» **DIRECTION**:
Copy out the listing below line for line, with no changes.

::::::::

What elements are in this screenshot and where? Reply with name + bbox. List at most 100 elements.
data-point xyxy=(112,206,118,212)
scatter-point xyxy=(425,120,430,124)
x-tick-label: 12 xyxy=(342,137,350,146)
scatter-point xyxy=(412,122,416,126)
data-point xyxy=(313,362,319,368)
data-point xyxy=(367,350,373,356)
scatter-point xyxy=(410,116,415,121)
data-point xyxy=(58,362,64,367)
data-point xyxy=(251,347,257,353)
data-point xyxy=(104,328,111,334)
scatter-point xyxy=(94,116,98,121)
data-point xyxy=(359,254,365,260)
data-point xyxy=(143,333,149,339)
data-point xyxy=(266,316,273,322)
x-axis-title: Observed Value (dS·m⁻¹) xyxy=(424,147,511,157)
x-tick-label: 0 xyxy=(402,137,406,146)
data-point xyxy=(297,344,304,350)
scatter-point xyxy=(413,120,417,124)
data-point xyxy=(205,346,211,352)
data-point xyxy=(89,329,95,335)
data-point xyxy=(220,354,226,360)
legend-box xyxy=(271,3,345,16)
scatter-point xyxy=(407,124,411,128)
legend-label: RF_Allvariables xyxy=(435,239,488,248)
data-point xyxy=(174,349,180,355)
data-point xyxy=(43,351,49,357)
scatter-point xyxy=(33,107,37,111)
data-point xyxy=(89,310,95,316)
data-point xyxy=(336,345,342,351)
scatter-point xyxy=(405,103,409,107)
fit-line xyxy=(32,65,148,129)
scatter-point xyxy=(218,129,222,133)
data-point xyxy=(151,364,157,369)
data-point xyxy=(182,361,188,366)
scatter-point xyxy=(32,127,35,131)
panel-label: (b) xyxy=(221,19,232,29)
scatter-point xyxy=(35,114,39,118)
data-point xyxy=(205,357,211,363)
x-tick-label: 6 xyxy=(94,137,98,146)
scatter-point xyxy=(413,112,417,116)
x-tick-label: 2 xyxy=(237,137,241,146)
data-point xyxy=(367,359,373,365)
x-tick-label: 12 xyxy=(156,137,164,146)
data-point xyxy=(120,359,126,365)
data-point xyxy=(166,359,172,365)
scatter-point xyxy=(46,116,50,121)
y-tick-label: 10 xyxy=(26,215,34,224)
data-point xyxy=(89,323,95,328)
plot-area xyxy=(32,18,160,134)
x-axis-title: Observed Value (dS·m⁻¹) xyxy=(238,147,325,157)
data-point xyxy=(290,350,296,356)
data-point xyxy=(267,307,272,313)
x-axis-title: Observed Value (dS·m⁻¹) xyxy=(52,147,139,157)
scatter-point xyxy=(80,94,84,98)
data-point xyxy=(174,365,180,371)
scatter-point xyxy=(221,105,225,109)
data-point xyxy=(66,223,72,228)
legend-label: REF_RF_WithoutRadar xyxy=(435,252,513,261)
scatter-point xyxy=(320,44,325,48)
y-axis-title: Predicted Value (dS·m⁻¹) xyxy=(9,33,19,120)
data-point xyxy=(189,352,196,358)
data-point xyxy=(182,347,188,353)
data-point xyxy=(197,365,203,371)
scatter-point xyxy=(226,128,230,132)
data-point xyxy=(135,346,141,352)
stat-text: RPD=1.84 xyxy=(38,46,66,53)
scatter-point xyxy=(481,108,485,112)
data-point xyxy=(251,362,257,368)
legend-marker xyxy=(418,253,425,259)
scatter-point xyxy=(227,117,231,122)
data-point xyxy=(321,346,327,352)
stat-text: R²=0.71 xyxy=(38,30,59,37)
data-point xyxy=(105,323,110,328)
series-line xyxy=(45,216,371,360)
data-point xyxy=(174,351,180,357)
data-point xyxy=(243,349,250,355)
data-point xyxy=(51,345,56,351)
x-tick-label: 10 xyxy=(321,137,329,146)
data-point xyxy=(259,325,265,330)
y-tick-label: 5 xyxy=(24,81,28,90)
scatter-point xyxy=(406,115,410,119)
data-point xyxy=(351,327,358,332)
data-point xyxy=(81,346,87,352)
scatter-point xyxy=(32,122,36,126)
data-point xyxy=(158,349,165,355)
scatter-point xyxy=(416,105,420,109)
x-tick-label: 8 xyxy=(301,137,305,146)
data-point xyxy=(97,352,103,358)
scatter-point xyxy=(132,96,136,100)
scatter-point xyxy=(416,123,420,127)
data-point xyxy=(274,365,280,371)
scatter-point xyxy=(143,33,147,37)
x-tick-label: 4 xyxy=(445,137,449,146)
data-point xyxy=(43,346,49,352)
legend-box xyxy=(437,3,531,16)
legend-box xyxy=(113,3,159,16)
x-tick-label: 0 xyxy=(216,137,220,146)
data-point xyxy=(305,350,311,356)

::::::::

» **FINISHED ANSWER**:
What elements are in this screenshot and where? Reply with name + bbox. List at most 100 elements.
data-point xyxy=(112,206,118,212)
scatter-point xyxy=(425,120,430,124)
x-tick-label: 12 xyxy=(342,137,350,146)
scatter-point xyxy=(412,122,416,126)
data-point xyxy=(313,362,319,368)
data-point xyxy=(367,350,373,356)
scatter-point xyxy=(410,116,415,121)
data-point xyxy=(58,362,64,367)
data-point xyxy=(251,347,257,353)
data-point xyxy=(104,328,111,334)
scatter-point xyxy=(94,116,98,121)
data-point xyxy=(359,254,365,260)
data-point xyxy=(143,333,149,339)
data-point xyxy=(266,316,273,322)
x-axis-title: Observed Value (dS·m⁻¹) xyxy=(424,147,511,157)
x-tick-label: 0 xyxy=(402,137,406,146)
data-point xyxy=(297,344,304,350)
scatter-point xyxy=(413,120,417,124)
data-point xyxy=(205,346,211,352)
data-point xyxy=(89,329,95,335)
data-point xyxy=(220,354,226,360)
legend-box xyxy=(271,3,345,16)
scatter-point xyxy=(407,124,411,128)
legend-label: RF_Allvariables xyxy=(435,239,488,248)
data-point xyxy=(174,349,180,355)
data-point xyxy=(43,351,49,357)
scatter-point xyxy=(33,107,37,111)
data-point xyxy=(89,310,95,316)
data-point xyxy=(336,345,342,351)
scatter-point xyxy=(405,103,409,107)
fit-line xyxy=(32,65,148,129)
scatter-point xyxy=(218,129,222,133)
data-point xyxy=(151,364,157,369)
data-point xyxy=(182,361,188,366)
scatter-point xyxy=(32,127,35,131)
panel-label: (b) xyxy=(221,19,232,29)
scatter-point xyxy=(35,114,39,118)
data-point xyxy=(205,357,211,363)
x-tick-label: 6 xyxy=(94,137,98,146)
scatter-point xyxy=(413,112,417,116)
x-tick-label: 2 xyxy=(237,137,241,146)
data-point xyxy=(367,359,373,365)
x-tick-label: 12 xyxy=(156,137,164,146)
data-point xyxy=(120,359,126,365)
data-point xyxy=(166,359,172,365)
scatter-point xyxy=(46,116,50,121)
y-tick-label: 10 xyxy=(26,215,34,224)
data-point xyxy=(89,323,95,328)
plot-area xyxy=(32,18,160,134)
x-axis-title: Observed Value (dS·m⁻¹) xyxy=(238,147,325,157)
data-point xyxy=(290,350,296,356)
data-point xyxy=(267,307,272,313)
x-axis-title: Observed Value (dS·m⁻¹) xyxy=(52,147,139,157)
scatter-point xyxy=(80,94,84,98)
data-point xyxy=(174,365,180,371)
scatter-point xyxy=(221,105,225,109)
data-point xyxy=(66,223,72,228)
legend-label: REF_RF_WithoutRadar xyxy=(435,252,513,261)
scatter-point xyxy=(320,44,325,48)
y-axis-title: Predicted Value (dS·m⁻¹) xyxy=(9,33,19,120)
data-point xyxy=(189,352,196,358)
data-point xyxy=(182,347,188,353)
data-point xyxy=(197,365,203,371)
scatter-point xyxy=(226,128,230,132)
data-point xyxy=(135,346,141,352)
stat-text: RPD=1.84 xyxy=(38,46,66,53)
scatter-point xyxy=(481,108,485,112)
data-point xyxy=(251,362,257,368)
legend-marker xyxy=(418,253,425,259)
scatter-point xyxy=(227,117,231,122)
data-point xyxy=(321,346,327,352)
stat-text: R²=0.71 xyxy=(38,30,59,37)
data-point xyxy=(105,323,110,328)
series-line xyxy=(45,216,371,360)
data-point xyxy=(174,351,180,357)
data-point xyxy=(243,349,250,355)
data-point xyxy=(51,345,56,351)
x-tick-label: 10 xyxy=(321,137,329,146)
data-point xyxy=(259,325,265,330)
y-tick-label: 5 xyxy=(24,81,28,90)
scatter-point xyxy=(406,115,410,119)
data-point xyxy=(351,327,358,332)
data-point xyxy=(81,346,87,352)
scatter-point xyxy=(32,122,36,126)
data-point xyxy=(158,349,165,355)
scatter-point xyxy=(416,105,420,109)
x-tick-label: 8 xyxy=(301,137,305,146)
data-point xyxy=(97,352,103,358)
scatter-point xyxy=(132,96,136,100)
scatter-point xyxy=(416,123,420,127)
data-point xyxy=(274,365,280,371)
scatter-point xyxy=(143,33,147,37)
x-tick-label: 4 xyxy=(445,137,449,146)
data-point xyxy=(43,346,49,352)
legend-box xyxy=(437,3,531,16)
legend-box xyxy=(113,3,159,16)
x-tick-label: 0 xyxy=(216,137,220,146)
data-point xyxy=(305,350,311,356)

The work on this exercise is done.